## What is being asked
List all lines of the data containing the word "Длит".
[BEGIN]
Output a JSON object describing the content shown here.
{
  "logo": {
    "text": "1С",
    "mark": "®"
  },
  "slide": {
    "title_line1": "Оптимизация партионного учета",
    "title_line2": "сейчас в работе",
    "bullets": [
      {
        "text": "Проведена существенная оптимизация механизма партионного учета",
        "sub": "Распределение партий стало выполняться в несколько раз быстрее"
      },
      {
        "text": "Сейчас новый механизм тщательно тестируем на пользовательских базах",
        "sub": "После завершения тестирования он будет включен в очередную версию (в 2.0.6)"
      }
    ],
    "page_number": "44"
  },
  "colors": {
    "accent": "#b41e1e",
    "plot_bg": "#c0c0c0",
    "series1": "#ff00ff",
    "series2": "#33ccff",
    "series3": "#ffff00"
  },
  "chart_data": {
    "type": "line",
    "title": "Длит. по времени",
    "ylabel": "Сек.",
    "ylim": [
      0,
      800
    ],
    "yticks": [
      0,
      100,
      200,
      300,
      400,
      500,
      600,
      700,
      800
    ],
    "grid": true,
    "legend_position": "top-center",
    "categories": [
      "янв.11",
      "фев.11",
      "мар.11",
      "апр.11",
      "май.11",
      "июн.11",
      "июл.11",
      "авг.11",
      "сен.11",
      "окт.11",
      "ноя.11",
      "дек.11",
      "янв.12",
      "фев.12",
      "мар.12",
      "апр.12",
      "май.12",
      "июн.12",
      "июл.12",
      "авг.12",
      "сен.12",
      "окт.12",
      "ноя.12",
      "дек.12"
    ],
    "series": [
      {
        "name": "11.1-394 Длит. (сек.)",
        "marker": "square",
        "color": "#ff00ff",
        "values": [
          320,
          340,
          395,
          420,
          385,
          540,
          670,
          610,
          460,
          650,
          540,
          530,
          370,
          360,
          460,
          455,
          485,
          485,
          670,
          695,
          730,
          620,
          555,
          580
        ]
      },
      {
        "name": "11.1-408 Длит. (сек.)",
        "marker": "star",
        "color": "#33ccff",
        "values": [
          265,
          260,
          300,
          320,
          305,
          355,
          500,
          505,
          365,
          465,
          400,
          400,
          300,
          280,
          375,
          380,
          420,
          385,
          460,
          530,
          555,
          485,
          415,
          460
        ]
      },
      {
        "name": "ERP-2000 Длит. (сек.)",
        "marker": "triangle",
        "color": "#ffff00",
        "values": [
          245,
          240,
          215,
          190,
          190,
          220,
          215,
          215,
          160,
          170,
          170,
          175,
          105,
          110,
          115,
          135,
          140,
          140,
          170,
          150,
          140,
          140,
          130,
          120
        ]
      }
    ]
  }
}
[END]
## Exercise result
    "title": "Длит. по времени",
        "name": "11.1-394 Длит. (сек.)",
        "name": "11.1-408 Длит. (сек.)",
        "name": "ERP-2000 Длит. (сек.)",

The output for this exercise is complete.